[BEGIN]

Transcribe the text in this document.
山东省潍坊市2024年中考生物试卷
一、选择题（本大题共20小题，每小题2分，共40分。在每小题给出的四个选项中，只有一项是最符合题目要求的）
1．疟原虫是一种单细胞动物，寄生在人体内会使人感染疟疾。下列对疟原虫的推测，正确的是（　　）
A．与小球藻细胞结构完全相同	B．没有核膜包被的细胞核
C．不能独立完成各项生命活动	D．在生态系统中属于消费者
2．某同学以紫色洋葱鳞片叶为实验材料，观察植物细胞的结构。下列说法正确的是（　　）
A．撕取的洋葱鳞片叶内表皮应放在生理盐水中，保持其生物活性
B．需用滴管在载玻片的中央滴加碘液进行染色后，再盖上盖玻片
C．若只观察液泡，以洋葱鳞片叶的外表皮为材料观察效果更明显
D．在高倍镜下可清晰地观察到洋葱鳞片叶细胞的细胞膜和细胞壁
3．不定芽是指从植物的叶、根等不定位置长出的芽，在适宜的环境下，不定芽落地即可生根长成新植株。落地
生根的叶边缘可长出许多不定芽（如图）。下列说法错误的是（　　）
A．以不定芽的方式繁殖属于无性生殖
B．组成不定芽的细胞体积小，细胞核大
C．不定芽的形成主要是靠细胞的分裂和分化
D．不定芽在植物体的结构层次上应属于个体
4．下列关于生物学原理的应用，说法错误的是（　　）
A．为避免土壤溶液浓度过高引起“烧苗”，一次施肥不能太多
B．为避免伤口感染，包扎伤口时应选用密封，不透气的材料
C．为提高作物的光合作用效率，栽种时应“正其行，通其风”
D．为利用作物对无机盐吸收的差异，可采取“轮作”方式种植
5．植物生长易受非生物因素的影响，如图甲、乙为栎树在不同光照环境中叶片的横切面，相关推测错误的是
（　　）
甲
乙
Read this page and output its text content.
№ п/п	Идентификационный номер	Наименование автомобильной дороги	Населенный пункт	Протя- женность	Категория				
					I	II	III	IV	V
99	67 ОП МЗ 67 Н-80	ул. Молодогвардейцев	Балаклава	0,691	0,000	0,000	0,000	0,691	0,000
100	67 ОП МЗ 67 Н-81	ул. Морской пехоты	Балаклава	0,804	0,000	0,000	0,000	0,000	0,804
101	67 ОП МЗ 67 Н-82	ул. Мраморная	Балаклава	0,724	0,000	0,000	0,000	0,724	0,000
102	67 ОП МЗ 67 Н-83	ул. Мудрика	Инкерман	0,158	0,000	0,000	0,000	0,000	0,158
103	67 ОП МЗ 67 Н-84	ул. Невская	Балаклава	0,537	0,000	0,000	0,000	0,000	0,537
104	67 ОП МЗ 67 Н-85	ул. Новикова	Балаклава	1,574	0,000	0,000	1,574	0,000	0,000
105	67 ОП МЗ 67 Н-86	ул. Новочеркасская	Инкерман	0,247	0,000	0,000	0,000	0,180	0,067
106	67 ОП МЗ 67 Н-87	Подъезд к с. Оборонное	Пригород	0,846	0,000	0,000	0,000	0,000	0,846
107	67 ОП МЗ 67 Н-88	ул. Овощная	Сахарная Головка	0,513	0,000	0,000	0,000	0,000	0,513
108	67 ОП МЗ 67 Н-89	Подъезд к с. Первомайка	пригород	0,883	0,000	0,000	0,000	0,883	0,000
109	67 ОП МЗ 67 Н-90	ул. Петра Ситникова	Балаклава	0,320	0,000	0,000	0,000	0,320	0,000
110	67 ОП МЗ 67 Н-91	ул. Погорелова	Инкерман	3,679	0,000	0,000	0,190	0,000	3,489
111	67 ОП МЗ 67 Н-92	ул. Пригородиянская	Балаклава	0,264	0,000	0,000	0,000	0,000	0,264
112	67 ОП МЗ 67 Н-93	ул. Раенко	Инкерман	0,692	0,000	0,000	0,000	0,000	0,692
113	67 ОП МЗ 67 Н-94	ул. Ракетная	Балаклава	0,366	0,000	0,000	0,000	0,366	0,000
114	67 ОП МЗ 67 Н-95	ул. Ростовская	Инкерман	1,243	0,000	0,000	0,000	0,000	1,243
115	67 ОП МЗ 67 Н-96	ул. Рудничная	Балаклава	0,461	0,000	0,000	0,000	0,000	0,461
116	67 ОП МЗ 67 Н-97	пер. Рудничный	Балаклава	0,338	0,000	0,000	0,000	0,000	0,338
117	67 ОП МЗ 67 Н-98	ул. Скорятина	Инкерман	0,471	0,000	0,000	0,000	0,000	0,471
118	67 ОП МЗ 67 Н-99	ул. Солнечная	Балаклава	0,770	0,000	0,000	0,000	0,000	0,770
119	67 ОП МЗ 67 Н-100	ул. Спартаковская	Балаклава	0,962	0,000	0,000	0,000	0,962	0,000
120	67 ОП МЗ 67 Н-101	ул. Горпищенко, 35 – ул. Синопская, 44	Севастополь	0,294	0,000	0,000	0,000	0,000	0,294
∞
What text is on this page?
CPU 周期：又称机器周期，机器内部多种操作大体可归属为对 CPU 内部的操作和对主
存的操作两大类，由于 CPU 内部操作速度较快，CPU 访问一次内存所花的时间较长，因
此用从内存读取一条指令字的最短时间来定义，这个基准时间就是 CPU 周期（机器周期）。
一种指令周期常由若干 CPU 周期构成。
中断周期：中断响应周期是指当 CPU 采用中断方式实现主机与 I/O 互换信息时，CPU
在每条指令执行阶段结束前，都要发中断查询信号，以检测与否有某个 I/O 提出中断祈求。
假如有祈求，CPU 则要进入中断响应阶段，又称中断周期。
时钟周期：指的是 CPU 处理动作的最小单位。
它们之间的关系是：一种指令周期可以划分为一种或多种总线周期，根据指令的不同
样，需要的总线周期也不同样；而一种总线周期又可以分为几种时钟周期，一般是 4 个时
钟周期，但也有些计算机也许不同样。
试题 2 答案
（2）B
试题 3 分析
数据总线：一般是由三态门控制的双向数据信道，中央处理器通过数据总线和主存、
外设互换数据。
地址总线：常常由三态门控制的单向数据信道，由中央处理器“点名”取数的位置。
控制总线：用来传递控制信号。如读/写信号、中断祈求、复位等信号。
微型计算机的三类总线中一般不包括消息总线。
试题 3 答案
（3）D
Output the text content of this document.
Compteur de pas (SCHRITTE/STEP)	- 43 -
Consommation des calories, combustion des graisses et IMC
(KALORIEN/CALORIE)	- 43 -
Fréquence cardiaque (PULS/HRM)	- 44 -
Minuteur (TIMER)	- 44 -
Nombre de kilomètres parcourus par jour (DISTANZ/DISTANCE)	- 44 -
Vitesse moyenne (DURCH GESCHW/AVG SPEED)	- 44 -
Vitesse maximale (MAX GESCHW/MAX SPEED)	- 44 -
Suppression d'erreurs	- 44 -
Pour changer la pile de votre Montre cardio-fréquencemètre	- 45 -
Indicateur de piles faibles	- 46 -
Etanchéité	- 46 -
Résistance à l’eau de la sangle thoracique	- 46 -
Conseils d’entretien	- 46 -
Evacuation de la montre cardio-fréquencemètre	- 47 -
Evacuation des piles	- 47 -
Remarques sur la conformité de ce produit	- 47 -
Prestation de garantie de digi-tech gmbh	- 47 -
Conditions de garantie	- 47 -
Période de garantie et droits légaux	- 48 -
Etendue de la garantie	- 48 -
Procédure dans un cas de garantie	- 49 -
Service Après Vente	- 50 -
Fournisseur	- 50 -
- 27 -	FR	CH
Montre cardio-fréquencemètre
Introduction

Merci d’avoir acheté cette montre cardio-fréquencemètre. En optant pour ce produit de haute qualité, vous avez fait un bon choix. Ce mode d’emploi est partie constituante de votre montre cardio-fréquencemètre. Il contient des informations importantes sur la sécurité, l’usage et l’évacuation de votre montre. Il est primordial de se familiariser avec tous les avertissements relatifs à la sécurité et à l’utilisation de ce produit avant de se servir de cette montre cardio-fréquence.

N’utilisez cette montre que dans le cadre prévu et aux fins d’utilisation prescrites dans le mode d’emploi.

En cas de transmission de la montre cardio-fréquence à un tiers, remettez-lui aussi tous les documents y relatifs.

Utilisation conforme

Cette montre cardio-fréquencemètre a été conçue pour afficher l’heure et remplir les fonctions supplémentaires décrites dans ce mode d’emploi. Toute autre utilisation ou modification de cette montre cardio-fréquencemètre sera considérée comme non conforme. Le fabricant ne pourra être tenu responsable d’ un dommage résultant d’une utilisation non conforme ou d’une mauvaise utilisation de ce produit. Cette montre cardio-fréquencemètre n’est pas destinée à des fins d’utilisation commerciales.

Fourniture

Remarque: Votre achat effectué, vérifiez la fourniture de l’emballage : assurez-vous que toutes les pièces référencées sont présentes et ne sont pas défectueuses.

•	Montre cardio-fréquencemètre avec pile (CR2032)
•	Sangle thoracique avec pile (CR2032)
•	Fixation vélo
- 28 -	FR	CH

[END]

> Aim of the task
Using the records above, find and show each line with the string "Evacuation".

> Exercise result
Evacuation de la montre cardio-fréquencemètre	- 47 -
Evacuation des piles	- 47 -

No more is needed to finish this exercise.